- _QUOTED PASSAGE_:
········

Virtually all Unix documentation recommends that filesystems be unmounted before a backup is performed (except for the root filesystem). This recommendation is rarely followed, and in practice, backups can be performed on mounted filesystems. However, you need to make users aware that open files are not always backed up correctly. It is also true that there are circumstances in which events in an active filesystem can cause some files or even the entire backup archive itself to be corrupt. We will consider those that are relevant to the various availablebackup programs as we discuss them.

11.1.1 Backup Capacity Planning

Once you have gathered all the data about what needs to be backed up and the resources available for doing so, a procedure like the following can be used to develop the detailed backup plan itself:

  1. Begin by specifying an idealbackup schedule without considering any of the constraints imposed by your actual situation. List what data you would like to be backed up, how often it needs to be backed up, and what subdivisions of the total amount make sense.

  2. Now compare that ideal schedule to what is actually possible in your environment, taking the following points into consideration:

    • When the data is available to be backed up: backing up open files is always problematic the best you can hope for is to get an uncorrupted snapshot of the state of the file at the instant that the backup is made so, ideally, backups should be performed on idle systems. This usually translates to after normal working hours.

········

Element box records:
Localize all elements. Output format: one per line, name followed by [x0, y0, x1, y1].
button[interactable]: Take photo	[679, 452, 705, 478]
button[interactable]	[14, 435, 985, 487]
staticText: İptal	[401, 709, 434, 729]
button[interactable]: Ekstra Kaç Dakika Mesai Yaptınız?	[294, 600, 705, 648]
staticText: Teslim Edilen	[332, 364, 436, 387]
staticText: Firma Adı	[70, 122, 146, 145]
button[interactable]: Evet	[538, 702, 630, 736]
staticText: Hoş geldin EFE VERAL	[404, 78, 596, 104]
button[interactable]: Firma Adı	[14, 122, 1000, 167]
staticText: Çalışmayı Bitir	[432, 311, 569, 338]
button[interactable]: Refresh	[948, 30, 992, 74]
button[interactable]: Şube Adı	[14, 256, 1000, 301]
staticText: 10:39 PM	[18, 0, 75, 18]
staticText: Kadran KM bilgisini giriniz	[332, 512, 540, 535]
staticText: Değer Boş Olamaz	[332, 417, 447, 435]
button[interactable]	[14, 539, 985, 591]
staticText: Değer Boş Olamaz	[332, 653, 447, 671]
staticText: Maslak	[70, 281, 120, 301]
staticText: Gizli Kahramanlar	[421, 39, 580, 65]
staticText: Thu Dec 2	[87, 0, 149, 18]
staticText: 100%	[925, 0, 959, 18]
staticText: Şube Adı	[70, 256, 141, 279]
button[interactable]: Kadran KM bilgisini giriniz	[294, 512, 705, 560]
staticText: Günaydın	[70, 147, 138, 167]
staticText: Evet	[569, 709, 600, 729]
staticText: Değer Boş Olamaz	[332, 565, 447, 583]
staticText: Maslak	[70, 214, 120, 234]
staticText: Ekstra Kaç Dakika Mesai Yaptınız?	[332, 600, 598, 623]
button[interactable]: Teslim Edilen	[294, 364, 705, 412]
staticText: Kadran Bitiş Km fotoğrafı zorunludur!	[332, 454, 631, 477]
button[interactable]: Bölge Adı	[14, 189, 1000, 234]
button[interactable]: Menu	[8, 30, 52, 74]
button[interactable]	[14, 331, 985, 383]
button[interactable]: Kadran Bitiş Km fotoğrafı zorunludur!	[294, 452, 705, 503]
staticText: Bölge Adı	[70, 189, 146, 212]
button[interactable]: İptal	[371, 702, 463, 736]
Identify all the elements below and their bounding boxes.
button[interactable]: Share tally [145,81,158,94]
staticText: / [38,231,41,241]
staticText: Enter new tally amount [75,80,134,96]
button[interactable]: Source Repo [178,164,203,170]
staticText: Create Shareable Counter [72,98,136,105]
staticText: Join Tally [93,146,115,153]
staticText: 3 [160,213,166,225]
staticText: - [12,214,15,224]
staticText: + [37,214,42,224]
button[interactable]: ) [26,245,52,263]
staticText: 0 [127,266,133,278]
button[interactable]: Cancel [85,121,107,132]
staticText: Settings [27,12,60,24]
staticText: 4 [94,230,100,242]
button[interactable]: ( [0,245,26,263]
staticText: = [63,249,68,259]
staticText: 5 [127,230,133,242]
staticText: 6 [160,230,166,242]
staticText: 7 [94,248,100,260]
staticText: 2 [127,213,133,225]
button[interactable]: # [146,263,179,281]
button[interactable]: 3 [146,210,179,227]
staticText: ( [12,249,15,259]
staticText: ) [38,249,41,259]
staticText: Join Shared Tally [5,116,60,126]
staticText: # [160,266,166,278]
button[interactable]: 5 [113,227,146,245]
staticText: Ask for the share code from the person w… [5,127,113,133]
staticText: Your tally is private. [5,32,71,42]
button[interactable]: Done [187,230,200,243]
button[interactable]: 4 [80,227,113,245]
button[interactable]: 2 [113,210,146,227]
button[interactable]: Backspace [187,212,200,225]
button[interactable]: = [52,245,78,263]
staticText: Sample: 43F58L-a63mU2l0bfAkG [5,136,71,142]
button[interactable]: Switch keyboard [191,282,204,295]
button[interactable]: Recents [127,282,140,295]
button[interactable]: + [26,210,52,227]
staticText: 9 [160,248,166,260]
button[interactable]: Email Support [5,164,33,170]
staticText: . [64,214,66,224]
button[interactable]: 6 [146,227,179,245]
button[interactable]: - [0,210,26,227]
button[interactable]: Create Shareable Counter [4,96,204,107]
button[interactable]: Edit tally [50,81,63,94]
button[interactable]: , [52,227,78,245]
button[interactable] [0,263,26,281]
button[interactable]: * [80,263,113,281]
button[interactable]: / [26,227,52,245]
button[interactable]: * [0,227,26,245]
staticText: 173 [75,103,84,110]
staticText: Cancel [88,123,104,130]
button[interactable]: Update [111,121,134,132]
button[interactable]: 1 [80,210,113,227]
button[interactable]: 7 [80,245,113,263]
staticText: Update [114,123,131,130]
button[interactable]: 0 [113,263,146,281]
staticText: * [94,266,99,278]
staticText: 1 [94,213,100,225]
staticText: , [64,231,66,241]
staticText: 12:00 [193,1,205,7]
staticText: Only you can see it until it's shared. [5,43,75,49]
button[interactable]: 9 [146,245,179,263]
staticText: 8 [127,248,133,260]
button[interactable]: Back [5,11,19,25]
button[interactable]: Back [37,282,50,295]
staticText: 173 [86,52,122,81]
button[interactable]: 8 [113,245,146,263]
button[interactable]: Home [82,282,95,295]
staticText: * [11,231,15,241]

········

- _TASK DESCRIPTION_:
In the passage on Unix backups, when should backups ideally be performed?

- _EXPECTED ANSWER_:
On idle systems, which usually means after normal working hours.